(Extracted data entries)
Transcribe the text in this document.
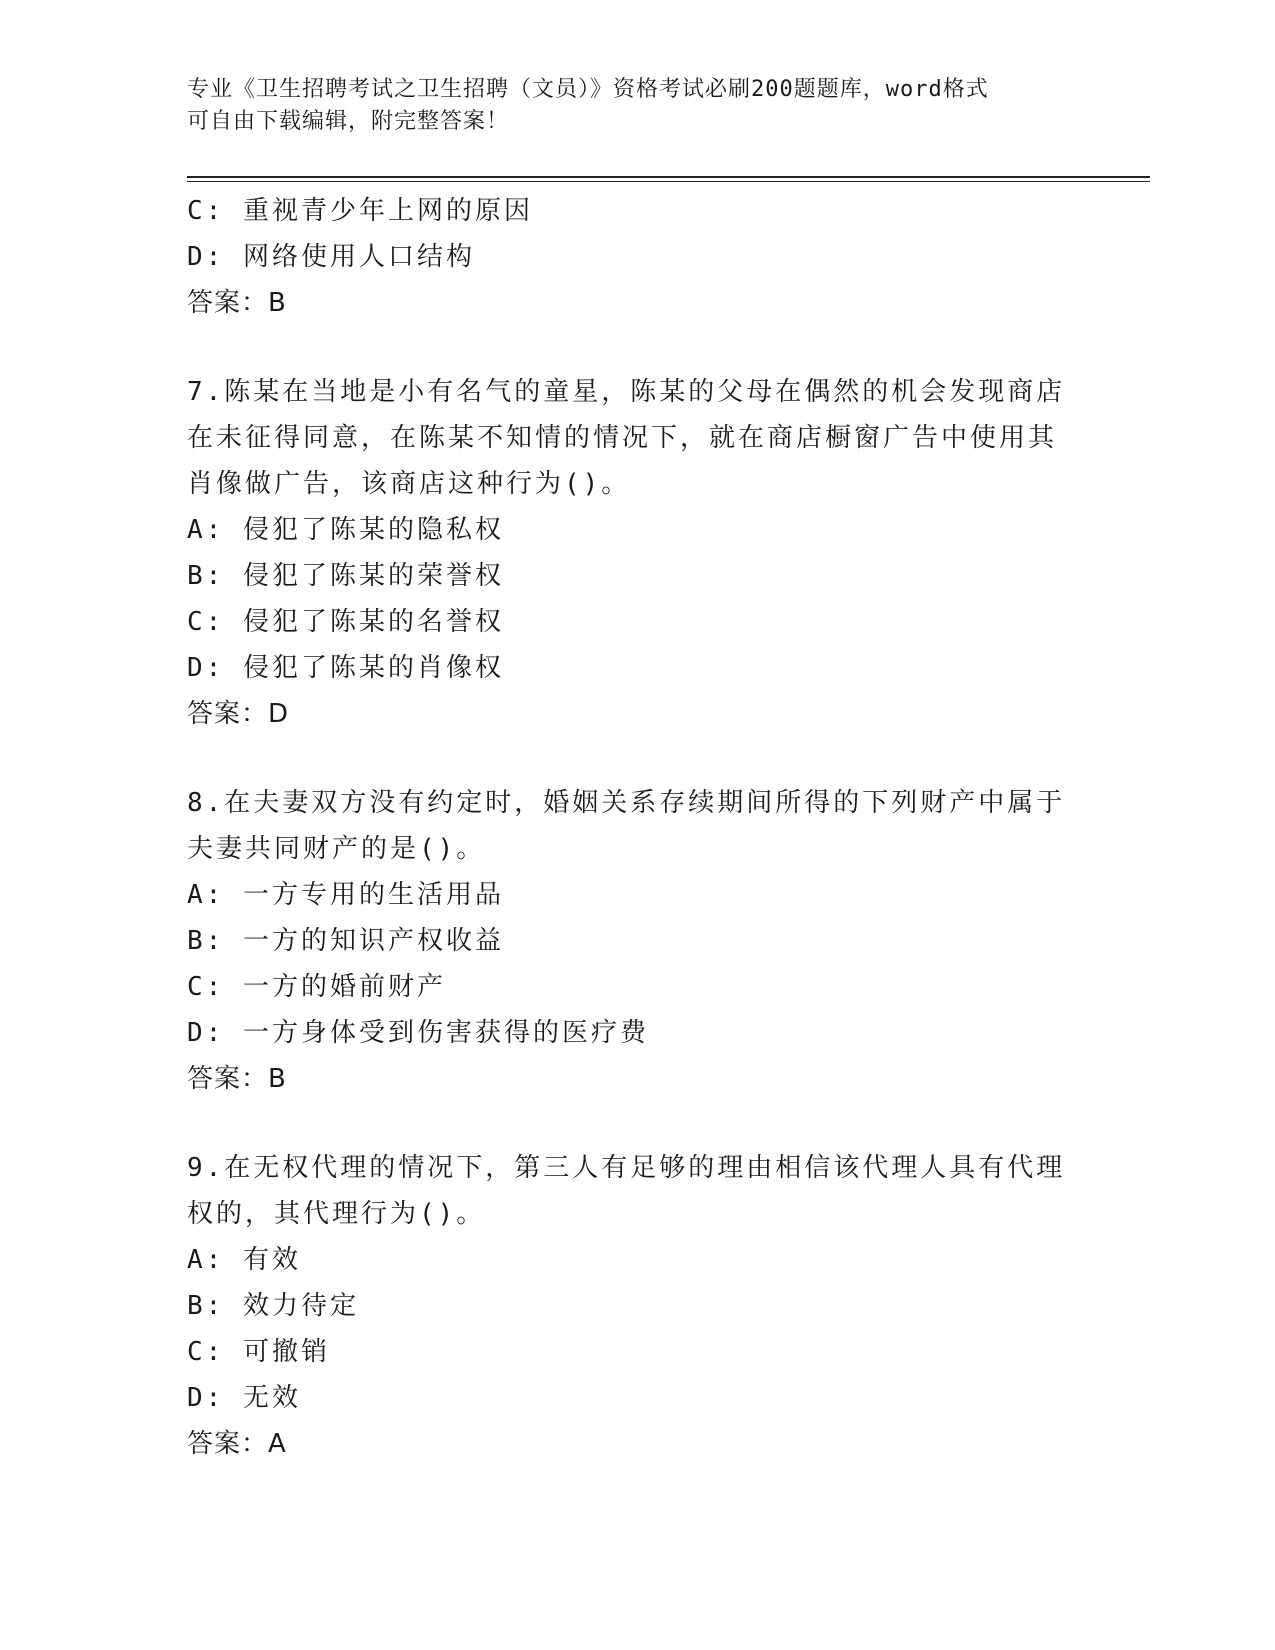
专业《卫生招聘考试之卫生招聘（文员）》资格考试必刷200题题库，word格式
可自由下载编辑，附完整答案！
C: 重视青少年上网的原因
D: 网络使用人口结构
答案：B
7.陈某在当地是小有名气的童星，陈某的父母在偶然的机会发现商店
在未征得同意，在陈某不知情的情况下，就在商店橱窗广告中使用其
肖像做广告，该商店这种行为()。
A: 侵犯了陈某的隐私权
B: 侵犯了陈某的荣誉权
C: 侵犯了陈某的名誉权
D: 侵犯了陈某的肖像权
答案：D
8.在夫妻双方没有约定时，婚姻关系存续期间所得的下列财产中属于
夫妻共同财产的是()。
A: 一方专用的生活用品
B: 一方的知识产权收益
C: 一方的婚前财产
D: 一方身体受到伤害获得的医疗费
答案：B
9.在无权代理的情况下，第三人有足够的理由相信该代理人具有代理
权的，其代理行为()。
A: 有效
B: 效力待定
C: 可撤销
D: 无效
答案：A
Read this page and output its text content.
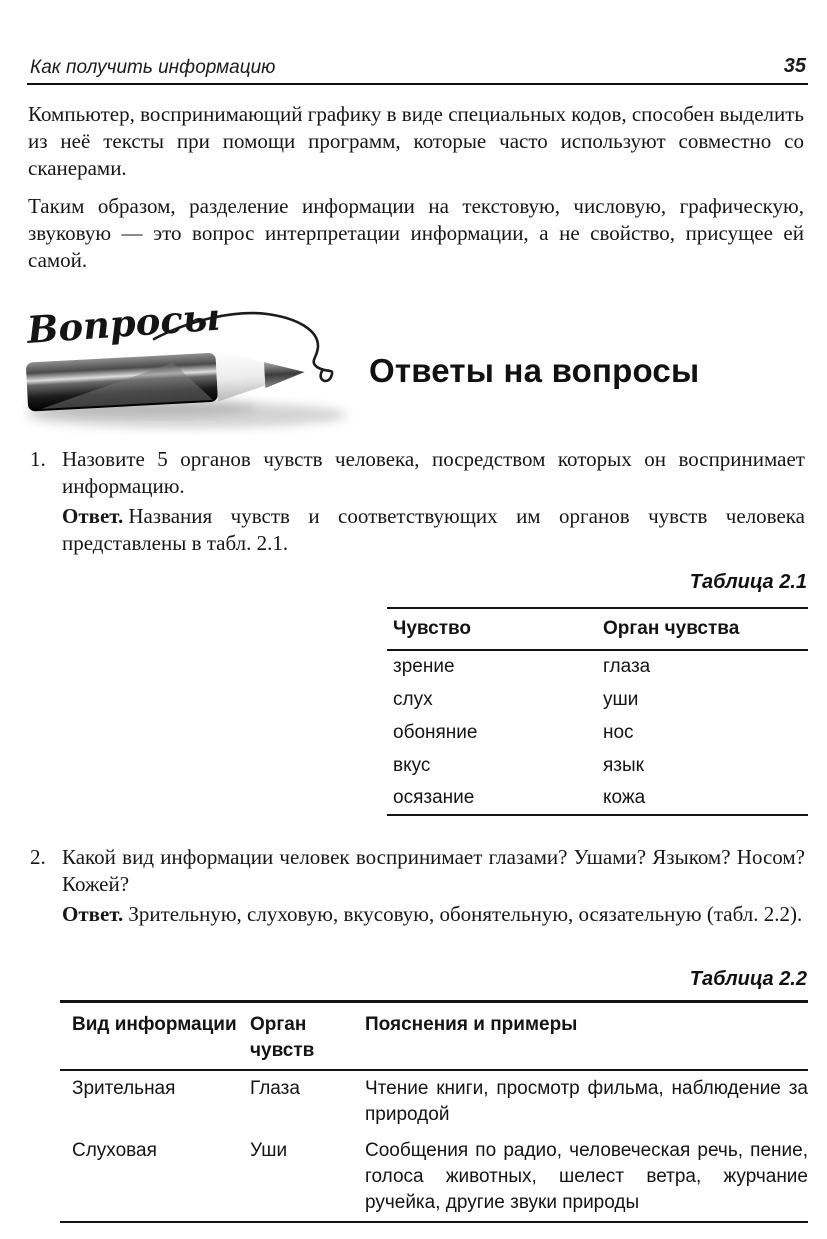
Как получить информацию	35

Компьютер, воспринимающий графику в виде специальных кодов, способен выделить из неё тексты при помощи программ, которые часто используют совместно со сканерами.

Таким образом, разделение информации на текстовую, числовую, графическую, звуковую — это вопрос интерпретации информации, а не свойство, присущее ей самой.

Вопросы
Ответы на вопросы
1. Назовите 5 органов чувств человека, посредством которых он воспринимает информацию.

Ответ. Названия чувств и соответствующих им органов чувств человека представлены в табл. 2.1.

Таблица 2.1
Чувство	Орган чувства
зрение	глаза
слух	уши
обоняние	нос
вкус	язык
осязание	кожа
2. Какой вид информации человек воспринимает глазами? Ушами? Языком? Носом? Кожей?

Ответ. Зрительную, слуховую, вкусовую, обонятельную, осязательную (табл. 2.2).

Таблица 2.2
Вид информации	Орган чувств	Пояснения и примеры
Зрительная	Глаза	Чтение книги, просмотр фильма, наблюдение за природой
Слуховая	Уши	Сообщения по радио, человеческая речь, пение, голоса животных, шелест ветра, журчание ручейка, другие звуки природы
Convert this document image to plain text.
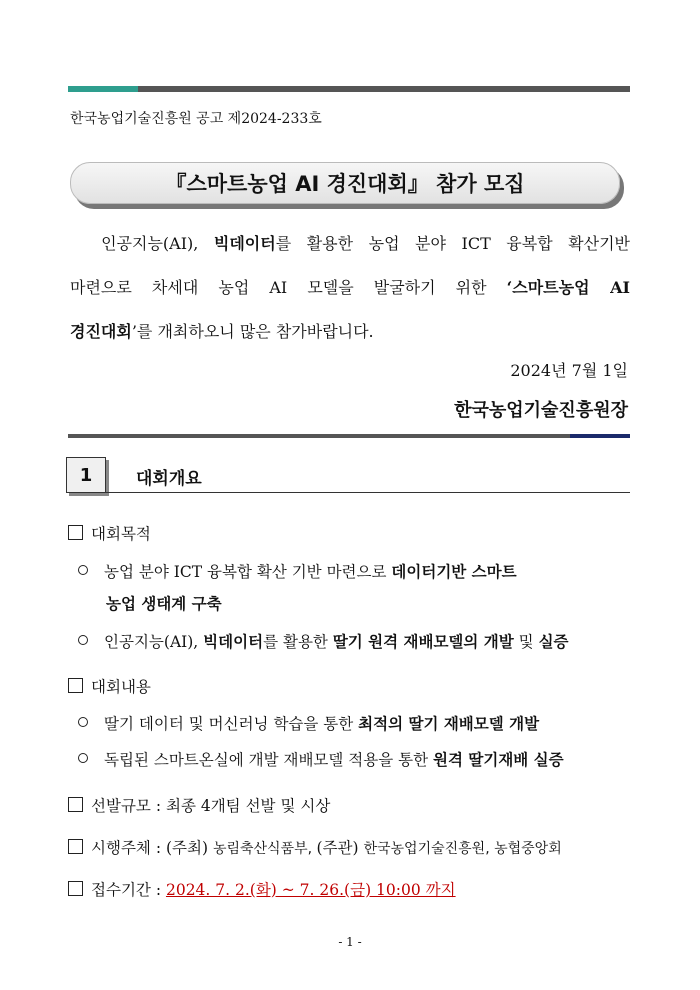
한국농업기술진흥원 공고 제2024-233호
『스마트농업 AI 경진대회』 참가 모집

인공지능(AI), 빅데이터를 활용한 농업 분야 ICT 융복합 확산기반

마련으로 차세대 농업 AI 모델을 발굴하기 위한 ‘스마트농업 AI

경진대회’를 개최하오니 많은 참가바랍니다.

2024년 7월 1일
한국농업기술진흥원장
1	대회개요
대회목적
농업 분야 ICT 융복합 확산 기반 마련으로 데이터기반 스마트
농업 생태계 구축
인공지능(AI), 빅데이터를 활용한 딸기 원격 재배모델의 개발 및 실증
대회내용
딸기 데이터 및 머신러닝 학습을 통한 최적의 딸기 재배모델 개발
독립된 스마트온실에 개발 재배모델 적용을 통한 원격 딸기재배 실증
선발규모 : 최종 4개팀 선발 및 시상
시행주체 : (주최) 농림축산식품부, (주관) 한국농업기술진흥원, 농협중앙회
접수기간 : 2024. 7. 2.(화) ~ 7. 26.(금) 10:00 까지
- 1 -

▶ [Set exercise]: Look for the line that contains "Convert this document image to plain text.", then please copy it and the rest of the lines through the end of the data, pictures excluded.

▶ [Result of this task]:
Convert this document image to plain text.
한국농업기술진흥원 공고 제2024-233호
『스마트농업 AI 경진대회』 참가 모집

인공지능(AI), 빅데이터를 활용한 농업 분야 ICT 융복합 확산기반

마련으로 차세대 농업 AI 모델을 발굴하기 위한 ‘스마트농업 AI

경진대회’를 개최하오니 많은 참가바랍니다.

2024년 7월 1일
한국농업기술진흥원장
1	대회개요
대회목적
농업 분야 ICT 융복합 확산 기반 마련으로 데이터기반 스마트
농업 생태계 구축
인공지능(AI), 빅데이터를 활용한 딸기 원격 재배모델의 개발 및 실증
대회내용
딸기 데이터 및 머신러닝 학습을 통한 최적의 딸기 재배모델 개발
독립된 스마트온실에 개발 재배모델 적용을 통한 원격 딸기재배 실증
선발규모 : 최종 4개팀 선발 및 시상
시행주체 : (주최) 농림축산식품부, (주관) 한국농업기술진흥원, 농협중앙회
접수기간 : 2024. 7. 2.(화) ~ 7. 26.(금) 10:00 까지
- 1 -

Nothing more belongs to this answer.